::: Excerpted records :::

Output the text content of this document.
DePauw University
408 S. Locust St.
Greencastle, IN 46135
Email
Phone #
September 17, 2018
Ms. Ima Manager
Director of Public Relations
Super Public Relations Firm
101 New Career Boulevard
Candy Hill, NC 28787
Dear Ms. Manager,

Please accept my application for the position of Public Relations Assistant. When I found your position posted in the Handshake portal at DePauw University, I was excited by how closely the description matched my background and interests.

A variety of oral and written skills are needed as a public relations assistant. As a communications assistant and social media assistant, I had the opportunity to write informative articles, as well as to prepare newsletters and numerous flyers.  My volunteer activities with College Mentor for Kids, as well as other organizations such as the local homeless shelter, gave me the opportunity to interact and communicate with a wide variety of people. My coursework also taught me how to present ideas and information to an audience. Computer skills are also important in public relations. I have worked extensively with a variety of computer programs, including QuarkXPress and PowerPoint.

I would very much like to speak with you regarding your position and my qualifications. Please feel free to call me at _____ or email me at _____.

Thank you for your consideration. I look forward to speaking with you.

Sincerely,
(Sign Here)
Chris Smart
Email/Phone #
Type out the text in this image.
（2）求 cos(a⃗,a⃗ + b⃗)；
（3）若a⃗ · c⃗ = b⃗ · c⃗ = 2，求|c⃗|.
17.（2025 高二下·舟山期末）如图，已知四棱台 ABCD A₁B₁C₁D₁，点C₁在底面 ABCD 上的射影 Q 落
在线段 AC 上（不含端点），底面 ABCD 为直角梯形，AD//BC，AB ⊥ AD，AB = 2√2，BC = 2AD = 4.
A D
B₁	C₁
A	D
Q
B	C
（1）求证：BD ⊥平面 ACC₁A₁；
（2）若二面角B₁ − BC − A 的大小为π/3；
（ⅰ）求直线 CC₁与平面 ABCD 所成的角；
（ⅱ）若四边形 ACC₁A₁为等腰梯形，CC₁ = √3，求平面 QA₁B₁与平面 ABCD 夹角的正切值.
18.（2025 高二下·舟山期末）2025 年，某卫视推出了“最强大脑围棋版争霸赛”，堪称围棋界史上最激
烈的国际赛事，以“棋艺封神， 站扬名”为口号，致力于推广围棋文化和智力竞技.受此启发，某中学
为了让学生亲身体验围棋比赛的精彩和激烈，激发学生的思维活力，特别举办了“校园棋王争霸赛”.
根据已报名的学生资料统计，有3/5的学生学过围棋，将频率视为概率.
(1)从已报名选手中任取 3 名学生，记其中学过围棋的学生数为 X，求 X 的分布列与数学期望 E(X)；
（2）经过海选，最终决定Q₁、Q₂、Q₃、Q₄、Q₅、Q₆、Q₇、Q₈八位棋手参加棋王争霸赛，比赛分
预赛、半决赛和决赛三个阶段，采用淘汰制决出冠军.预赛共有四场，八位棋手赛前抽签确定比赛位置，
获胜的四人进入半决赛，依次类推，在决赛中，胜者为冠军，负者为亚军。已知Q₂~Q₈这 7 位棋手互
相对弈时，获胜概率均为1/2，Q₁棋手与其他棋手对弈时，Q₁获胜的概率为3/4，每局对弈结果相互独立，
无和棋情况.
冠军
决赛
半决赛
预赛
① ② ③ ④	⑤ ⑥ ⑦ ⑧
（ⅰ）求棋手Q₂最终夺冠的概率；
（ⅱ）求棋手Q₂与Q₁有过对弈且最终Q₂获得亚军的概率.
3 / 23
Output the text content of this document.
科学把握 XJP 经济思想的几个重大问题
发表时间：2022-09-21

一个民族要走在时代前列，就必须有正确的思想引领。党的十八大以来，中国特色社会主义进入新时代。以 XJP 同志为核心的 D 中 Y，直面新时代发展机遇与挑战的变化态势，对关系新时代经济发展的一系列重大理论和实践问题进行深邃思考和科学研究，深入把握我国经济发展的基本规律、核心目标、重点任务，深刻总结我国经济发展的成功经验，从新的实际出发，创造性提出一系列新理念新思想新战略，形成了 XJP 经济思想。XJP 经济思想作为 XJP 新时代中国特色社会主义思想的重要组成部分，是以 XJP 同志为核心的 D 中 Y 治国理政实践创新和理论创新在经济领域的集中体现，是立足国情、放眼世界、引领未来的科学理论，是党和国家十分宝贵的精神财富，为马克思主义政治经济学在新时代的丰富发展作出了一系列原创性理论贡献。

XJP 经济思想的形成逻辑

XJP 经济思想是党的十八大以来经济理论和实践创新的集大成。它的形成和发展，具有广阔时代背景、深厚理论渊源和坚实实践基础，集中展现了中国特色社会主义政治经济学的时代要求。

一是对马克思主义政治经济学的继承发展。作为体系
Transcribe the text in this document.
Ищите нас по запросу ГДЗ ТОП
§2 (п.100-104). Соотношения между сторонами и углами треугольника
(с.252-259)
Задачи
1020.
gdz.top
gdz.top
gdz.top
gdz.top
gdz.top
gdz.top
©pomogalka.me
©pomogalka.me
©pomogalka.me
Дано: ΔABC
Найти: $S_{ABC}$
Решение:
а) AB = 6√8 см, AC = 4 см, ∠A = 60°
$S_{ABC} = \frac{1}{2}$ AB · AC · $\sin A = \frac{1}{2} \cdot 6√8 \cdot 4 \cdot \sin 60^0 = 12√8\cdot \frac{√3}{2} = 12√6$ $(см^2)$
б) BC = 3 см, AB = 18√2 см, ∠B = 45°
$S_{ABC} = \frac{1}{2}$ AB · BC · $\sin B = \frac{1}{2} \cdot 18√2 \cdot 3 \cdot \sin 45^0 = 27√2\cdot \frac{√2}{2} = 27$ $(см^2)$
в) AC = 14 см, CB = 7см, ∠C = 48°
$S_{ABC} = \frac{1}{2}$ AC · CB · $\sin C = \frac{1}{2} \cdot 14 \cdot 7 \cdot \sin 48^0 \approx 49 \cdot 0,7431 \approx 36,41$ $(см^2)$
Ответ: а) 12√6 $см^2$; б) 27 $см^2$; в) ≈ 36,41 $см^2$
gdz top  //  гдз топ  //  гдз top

:::

» **What is needed**
Identify and list each line with the word "position".

» **Response to the exercise**
Please accept my application for the position of Public Relations Assistant. When I found your position posted in the Handshake portal at DePauw University, I was excited by how closely the description matched my background and interests.
I would very much like to speak with you regarding your position and my qualifications. Please feel free to call me at _____ or email me at _____.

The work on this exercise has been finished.